* **TO DO**: Can the data below be echoed back word for word?

* **RECORD SET**:
============================================================
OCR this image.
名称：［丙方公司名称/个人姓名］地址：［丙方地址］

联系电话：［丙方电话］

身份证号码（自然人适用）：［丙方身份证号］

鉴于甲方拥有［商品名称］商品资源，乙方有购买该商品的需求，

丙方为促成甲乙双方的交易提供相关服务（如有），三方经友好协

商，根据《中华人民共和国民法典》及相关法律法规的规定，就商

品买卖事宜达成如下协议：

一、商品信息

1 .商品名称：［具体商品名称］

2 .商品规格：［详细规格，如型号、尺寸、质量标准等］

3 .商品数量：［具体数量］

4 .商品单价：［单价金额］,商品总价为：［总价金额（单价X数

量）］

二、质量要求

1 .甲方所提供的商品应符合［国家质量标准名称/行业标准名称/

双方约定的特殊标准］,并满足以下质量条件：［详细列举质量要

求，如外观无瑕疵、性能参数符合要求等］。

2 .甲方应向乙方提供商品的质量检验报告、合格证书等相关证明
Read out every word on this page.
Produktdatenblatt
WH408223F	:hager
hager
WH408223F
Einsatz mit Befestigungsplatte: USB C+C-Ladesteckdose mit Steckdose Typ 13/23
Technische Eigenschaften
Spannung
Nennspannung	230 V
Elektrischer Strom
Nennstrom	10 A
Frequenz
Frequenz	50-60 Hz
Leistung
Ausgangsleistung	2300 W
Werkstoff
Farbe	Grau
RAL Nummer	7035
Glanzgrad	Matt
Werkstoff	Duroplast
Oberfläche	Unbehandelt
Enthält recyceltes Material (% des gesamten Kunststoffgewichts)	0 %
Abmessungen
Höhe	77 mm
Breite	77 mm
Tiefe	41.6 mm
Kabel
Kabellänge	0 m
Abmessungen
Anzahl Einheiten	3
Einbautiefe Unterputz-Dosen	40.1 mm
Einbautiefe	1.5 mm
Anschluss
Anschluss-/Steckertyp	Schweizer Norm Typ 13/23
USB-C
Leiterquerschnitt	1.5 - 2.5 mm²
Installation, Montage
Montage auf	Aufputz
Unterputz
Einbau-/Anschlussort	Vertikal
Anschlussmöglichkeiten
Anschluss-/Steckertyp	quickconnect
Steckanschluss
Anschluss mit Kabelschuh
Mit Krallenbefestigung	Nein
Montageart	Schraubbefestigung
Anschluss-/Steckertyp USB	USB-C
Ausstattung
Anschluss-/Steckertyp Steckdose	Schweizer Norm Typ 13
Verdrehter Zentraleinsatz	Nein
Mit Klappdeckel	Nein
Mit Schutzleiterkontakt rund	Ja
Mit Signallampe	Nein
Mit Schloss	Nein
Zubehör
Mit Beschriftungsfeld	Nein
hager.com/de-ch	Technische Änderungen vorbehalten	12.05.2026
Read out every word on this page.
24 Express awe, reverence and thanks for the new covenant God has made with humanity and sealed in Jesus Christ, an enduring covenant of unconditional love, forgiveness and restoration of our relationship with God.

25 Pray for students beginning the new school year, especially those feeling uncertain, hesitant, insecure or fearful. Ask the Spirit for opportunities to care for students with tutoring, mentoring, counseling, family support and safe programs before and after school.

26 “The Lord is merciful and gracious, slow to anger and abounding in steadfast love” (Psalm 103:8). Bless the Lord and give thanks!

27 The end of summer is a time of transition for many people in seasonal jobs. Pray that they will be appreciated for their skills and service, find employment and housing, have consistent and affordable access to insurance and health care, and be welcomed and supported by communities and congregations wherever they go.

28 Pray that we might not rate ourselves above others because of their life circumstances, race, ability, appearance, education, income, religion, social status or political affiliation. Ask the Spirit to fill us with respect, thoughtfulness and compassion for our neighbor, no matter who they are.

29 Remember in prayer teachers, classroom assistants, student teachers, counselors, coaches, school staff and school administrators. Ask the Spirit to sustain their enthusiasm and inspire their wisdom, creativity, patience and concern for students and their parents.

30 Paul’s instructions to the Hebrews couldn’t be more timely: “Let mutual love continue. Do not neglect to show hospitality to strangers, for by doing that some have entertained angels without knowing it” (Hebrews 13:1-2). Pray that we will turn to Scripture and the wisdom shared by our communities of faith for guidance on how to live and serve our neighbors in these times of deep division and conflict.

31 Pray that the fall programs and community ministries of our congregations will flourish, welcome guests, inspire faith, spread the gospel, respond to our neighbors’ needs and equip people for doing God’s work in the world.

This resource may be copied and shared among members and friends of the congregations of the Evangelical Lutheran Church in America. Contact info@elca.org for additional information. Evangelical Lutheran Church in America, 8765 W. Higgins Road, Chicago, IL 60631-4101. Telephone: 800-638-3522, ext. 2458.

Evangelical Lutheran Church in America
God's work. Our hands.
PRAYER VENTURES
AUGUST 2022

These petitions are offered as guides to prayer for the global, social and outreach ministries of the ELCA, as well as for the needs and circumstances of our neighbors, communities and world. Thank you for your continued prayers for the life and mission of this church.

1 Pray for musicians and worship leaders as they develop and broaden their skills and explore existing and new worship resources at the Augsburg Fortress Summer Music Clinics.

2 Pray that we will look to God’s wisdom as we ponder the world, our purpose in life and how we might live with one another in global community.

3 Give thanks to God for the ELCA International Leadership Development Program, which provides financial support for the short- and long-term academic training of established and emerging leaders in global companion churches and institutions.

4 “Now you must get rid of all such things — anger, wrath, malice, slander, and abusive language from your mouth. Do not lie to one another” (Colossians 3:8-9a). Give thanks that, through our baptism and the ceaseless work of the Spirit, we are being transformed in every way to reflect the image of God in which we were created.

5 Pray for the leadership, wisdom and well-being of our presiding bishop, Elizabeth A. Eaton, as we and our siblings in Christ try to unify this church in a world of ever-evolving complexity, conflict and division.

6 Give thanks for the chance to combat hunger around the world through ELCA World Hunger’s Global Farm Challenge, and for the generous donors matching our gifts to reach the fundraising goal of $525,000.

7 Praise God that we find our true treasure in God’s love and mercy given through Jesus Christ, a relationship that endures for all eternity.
============================================================
* **COMPLETE RESPONSE**:
OCR this image.
名称：［丙方公司名称/个人姓名］地址：［丙方地址］

联系电话：［丙方电话］

身份证号码（自然人适用）：［丙方身份证号］

鉴于甲方拥有［商品名称］商品资源，乙方有购买该商品的需求，

丙方为促成甲乙双方的交易提供相关服务（如有），三方经友好协

商，根据《中华人民共和国民法典》及相关法律法规的规定，就商

品买卖事宜达成如下协议：

一、商品信息

1 .商品名称：［具体商品名称］

2 .商品规格：［详细规格，如型号、尺寸、质量标准等］

3 .商品数量：［具体数量］

4 .商品单价：［单价金额］,商品总价为：［总价金额（单价X数

量）］

二、质量要求

1 .甲方所提供的商品应符合［国家质量标准名称/行业标准名称/

双方约定的特殊标准］,并满足以下质量条件：［详细列举质量要

求，如外观无瑕疵、性能参数符合要求等］。

2 .甲方应向乙方提供商品的质量检验报告、合格证书等相关证明
Read out every word on this page.
Produktdatenblatt
WH408223F	:hager
hager
WH408223F
Einsatz mit Befestigungsplatte: USB C+C-Ladesteckdose mit Steckdose Typ 13/23
Technische Eigenschaften
Spannung
Nennspannung	230 V
Elektrischer Strom
Nennstrom	10 A
Frequenz
Frequenz	50-60 Hz
Leistung
Ausgangsleistung	2300 W
Werkstoff
Farbe	Grau
RAL Nummer	7035
Glanzgrad	Matt
Werkstoff	Duroplast
Oberfläche	Unbehandelt
Enthält recyceltes Material (% des gesamten Kunststoffgewichts)	0 %
Abmessungen
Höhe	77 mm
Breite	77 mm
Tiefe	41.6 mm
Kabel
Kabellänge	0 m
Abmessungen
Anzahl Einheiten	3
Einbautiefe Unterputz-Dosen	40.1 mm
Einbautiefe	1.5 mm
Anschluss
Anschluss-/Steckertyp	Schweizer Norm Typ 13/23
USB-C
Leiterquerschnitt	1.5 - 2.5 mm²
Installation, Montage
Montage auf	Aufputz
Unterputz
Einbau-/Anschlussort	Vertikal
Anschlussmöglichkeiten
Anschluss-/Steckertyp	quickconnect
Steckanschluss
Anschluss mit Kabelschuh
Mit Krallenbefestigung	Nein
Montageart	Schraubbefestigung
Anschluss-/Steckertyp USB	USB-C
Ausstattung
Anschluss-/Steckertyp Steckdose	Schweizer Norm Typ 13
Verdrehter Zentraleinsatz	Nein
Mit Klappdeckel	Nein
Mit Schutzleiterkontakt rund	Ja
Mit Signallampe	Nein
Mit Schloss	Nein
Zubehör
Mit Beschriftungsfeld	Nein
hager.com/de-ch	Technische Änderungen vorbehalten	12.05.2026
Read out every word on this page.
24 Express awe, reverence and thanks for the new covenant God has made with humanity and sealed in Jesus Christ, an enduring covenant of unconditional love, forgiveness and restoration of our relationship with God.

25 Pray for students beginning the new school year, especially those feeling uncertain, hesitant, insecure or fearful. Ask the Spirit for opportunities to care for students with tutoring, mentoring, counseling, family support and safe programs before and after school.

26 “The Lord is merciful and gracious, slow to anger and abounding in steadfast love” (Psalm 103:8). Bless the Lord and give thanks!

27 The end of summer is a time of transition for many people in seasonal jobs. Pray that they will be appreciated for their skills and service, find employment and housing, have consistent and affordable access to insurance and health care, and be welcomed and supported by communities and congregations wherever they go.

28 Pray that we might not rate ourselves above others because of their life circumstances, race, ability, appearance, education, income, religion, social status or political affiliation. Ask the Spirit to fill us with respect, thoughtfulness and compassion for our neighbor, no matter who they are.

29 Remember in prayer teachers, classroom assistants, student teachers, counselors, coaches, school staff and school administrators. Ask the Spirit to sustain their enthusiasm and inspire their wisdom, creativity, patience and concern for students and their parents.

30 Paul’s instructions to the Hebrews couldn’t be more timely: “Let mutual love continue. Do not neglect to show hospitality to strangers, for by doing that some have entertained angels without knowing it” (Hebrews 13:1-2). Pray that we will turn to Scripture and the wisdom shared by our communities of faith for guidance on how to live and serve our neighbors in these times of deep division and conflict.

31 Pray that the fall programs and community ministries of our congregations will flourish, welcome guests, inspire faith, spread the gospel, respond to our neighbors’ needs and equip people for doing God’s work in the world.

This resource may be copied and shared among members and friends of the congregations of the Evangelical Lutheran Church in America. Contact info@elca.org for additional information. Evangelical Lutheran Church in America, 8765 W. Higgins Road, Chicago, IL 60631-4101. Telephone: 800-638-3522, ext. 2458.

Evangelical Lutheran Church in America
God's work. Our hands.
PRAYER VENTURES
AUGUST 2022

These petitions are offered as guides to prayer for the global, social and outreach ministries of the ELCA, as well as for the needs and circumstances of our neighbors, communities and world. Thank you for your continued prayers for the life and mission of this church.

1 Pray for musicians and worship leaders as they develop and broaden their skills and explore existing and new worship resources at the Augsburg Fortress Summer Music Clinics.

2 Pray that we will look to God’s wisdom as we ponder the world, our purpose in life and how we might live with one another in global community.

3 Give thanks to God for the ELCA International Leadership Development Program, which provides financial support for the short- and long-term academic training of established and emerging leaders in global companion churches and institutions.

4 “Now you must get rid of all such things — anger, wrath, malice, slander, and abusive language from your mouth. Do not lie to one another” (Colossians 3:8-9a). Give thanks that, through our baptism and the ceaseless work of the Spirit, we are being transformed in every way to reflect the image of God in which we were created.

5 Pray for the leadership, wisdom and well-being of our presiding bishop, Elizabeth A. Eaton, as we and our siblings in Christ try to unify this church in a world of ever-evolving complexity, conflict and division.

6 Give thanks for the chance to combat hunger around the world through ELCA World Hunger’s Global Farm Challenge, and for the generous donors matching our gifts to reach the fundraising goal of $525,000.

7 Praise God that we find our true treasure in God’s love and mercy given through Jesus Christ, a relationship that endures for all eternity.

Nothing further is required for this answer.